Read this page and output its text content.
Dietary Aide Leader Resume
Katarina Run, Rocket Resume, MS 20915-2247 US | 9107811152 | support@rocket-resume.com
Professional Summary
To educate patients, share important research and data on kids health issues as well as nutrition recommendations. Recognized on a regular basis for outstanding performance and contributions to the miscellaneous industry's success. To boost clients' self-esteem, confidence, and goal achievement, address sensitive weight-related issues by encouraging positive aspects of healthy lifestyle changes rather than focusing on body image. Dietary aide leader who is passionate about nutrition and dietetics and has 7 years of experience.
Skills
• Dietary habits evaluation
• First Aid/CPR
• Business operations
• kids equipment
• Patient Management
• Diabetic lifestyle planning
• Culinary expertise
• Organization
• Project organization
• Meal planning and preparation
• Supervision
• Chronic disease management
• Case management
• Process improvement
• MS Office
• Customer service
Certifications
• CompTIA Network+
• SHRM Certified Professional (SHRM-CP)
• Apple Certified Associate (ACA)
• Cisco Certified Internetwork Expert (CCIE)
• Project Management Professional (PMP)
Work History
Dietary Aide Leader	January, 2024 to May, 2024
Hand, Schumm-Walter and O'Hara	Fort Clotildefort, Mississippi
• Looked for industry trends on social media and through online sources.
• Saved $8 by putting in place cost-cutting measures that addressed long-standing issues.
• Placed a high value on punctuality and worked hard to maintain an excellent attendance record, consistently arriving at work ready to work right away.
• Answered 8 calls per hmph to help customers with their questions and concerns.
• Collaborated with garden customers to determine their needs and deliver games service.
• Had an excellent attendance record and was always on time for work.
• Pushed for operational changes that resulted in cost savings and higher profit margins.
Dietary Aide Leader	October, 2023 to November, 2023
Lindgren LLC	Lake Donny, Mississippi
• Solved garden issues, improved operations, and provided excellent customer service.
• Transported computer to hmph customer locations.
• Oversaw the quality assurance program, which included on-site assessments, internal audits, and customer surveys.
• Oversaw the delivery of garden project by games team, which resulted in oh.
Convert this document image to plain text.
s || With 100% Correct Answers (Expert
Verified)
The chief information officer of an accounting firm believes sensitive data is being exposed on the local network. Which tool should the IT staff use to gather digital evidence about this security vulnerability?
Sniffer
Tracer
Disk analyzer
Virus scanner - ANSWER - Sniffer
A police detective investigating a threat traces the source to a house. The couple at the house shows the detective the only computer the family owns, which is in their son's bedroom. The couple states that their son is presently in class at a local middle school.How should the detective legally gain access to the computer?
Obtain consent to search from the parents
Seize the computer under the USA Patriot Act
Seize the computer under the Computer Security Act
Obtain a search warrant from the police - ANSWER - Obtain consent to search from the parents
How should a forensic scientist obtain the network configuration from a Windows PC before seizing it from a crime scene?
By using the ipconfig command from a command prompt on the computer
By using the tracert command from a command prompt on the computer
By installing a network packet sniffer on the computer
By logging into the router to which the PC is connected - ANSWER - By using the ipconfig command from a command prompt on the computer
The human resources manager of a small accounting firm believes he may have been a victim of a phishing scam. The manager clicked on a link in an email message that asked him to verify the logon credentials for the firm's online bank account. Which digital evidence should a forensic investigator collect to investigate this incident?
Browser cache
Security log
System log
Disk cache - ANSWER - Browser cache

● **YOUR ASSIGNMENT**
Here you need to write out the listing above exactly, from its first line to its last.

● **WRITTEN REPLY**
Read this page and output its text content.
Dietary Aide Leader Resume
Katarina Run, Rocket Resume, MS 20915-2247 US | 9107811152 | support@rocket-resume.com
Professional Summary
To educate patients, share important research and data on kids health issues as well as nutrition recommendations. Recognized on a regular basis for outstanding performance and contributions to the miscellaneous industry's success. To boost clients' self-esteem, confidence, and goal achievement, address sensitive weight-related issues by encouraging positive aspects of healthy lifestyle changes rather than focusing on body image. Dietary aide leader who is passionate about nutrition and dietetics and has 7 years of experience.
Skills
• Dietary habits evaluation
• First Aid/CPR
• Business operations
• kids equipment
• Patient Management
• Diabetic lifestyle planning
• Culinary expertise
• Organization
• Project organization
• Meal planning and preparation
• Supervision
• Chronic disease management
• Case management
• Process improvement
• MS Office
• Customer service
Certifications
• CompTIA Network+
• SHRM Certified Professional (SHRM-CP)
• Apple Certified Associate (ACA)
• Cisco Certified Internetwork Expert (CCIE)
• Project Management Professional (PMP)
Work History
Dietary Aide Leader	January, 2024 to May, 2024
Hand, Schumm-Walter and O'Hara	Fort Clotildefort, Mississippi
• Looked for industry trends on social media and through online sources.
• Saved $8 by putting in place cost-cutting measures that addressed long-standing issues.
• Placed a high value on punctuality and worked hard to maintain an excellent attendance record, consistently arriving at work ready to work right away.
• Answered 8 calls per hmph to help customers with their questions and concerns.
• Collaborated with garden customers to determine their needs and deliver games service.
• Had an excellent attendance record and was always on time for work.
• Pushed for operational changes that resulted in cost savings and higher profit margins.
Dietary Aide Leader	October, 2023 to November, 2023
Lindgren LLC	Lake Donny, Mississippi
• Solved garden issues, improved operations, and provided excellent customer service.
• Transported computer to hmph customer locations.
• Oversaw the quality assurance program, which included on-site assessments, internal audits, and customer surveys.
• Oversaw the delivery of garden project by games team, which resulted in oh.
Convert this document image to plain text.
s || With 100% Correct Answers (Expert
Verified)
The chief information officer of an accounting firm believes sensitive data is being exposed on the local network. Which tool should the IT staff use to gather digital evidence about this security vulnerability?
Sniffer
Tracer
Disk analyzer
Virus scanner - ANSWER - Sniffer
A police detective investigating a threat traces the source to a house. The couple at the house shows the detective the only computer the family owns, which is in their son's bedroom. The couple states that their son is presently in class at a local middle school.How should the detective legally gain access to the computer?
Obtain consent to search from the parents
Seize the computer under the USA Patriot Act
Seize the computer under the Computer Security Act
Obtain a search warrant from the police - ANSWER - Obtain consent to search from the parents
How should a forensic scientist obtain the network configuration from a Windows PC before seizing it from a crime scene?
By using the ipconfig command from a command prompt on the computer
By using the tracert command from a command prompt on the computer
By installing a network packet sniffer on the computer
By logging into the router to which the PC is connected - ANSWER - By using the ipconfig command from a command prompt on the computer
The human resources manager of a small accounting firm believes he may have been a victim of a phishing scam. The manager clicked on a link in an email message that asked him to verify the logon credentials for the firm's online bank account. Which digital evidence should a forensic investigator collect to investigate this incident?
Browser cache
Security log
System log
Disk cache - ANSWER - Browser cache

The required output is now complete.